#### Exercise materials ####

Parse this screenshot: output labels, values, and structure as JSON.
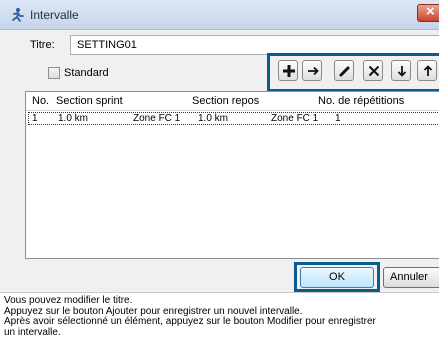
{
  "window": {
    "title": "Intervalle",
    "icon": "runner-icon"
  },
  "form": {
    "title_label": "Titre:",
    "title_value": "SETTING01",
    "standard_label": "Standard",
    "standard_checked": false
  },
  "toolbar": {
    "buttons": [
      "add-icon",
      "move-right-icon",
      "edit-pencil-icon",
      "delete-icon",
      "move-down-icon",
      "move-up-icon"
    ]
  },
  "list": {
    "headers": {
      "no": "No.",
      "sprint": "Section sprint",
      "repos": "Section repos",
      "reps": "No. de répétitions"
    },
    "rows": [
      {
        "no": "1",
        "sprint_dist": "1.0 km",
        "sprint_zone": "Zone FC 1",
        "repos_dist": "1.0 km",
        "repos_zone": "Zone FC 1",
        "reps": "1"
      }
    ]
  },
  "buttons": {
    "ok": "OK",
    "cancel": "Annuler"
  },
  "info": {
    "lines": [
      "Vous pouvez modifier le titre.",
      "Appuyez sur le bouton Ajouter pour enregistrer un nouvel intervalle.",
      "Après avoir sélectionné un élément, appuyez sur le bouton Modifier pour enregistrer",
      "un intervalle."
    ]
  },
  "colors": {
    "highlight": "#0a5c8f"
  }
}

####

__What you should do__:
All of the lines above should be retyped precisely, apart from the pictures.

__In response__:
Parse this screenshot: output labels, values, and structure as JSON.
{
  "window": {
    "title": "Intervalle",
    "icon": "runner-icon"
  },
  "form": {
    "title_label": "Titre:",
    "title_value": "SETTING01",
    "standard_label": "Standard",
    "standard_checked": false
  },
  "toolbar": {
    "buttons": [
      "add-icon",
      "move-right-icon",
      "edit-pencil-icon",
      "delete-icon",
      "move-down-icon",
      "move-up-icon"
    ]
  },
  "list": {
    "headers": {
      "no": "No.",
      "sprint": "Section sprint",
      "repos": "Section repos",
      "reps": "No. de répétitions"
    },
    "rows": [
      {
        "no": "1",
        "sprint_dist": "1.0 km",
        "sprint_zone": "Zone FC 1",
        "repos_dist": "1.0 km",
        "repos_zone": "Zone FC 1",
        "reps": "1"
      }
    ]
  },
  "buttons": {
    "ok": "OK",
    "cancel": "Annuler"
  },
  "info": {
    "lines": [
      "Vous pouvez modifier le titre.",
      "Appuyez sur le bouton Ajouter pour enregistrer un nouvel intervalle.",
      "Après avoir sélectionné un élément, appuyez sur le bouton Modifier pour enregistrer",
      "un intervalle."
    ]
  },
  "colors": {
    "highlight": "#0a5c8f"
  }
}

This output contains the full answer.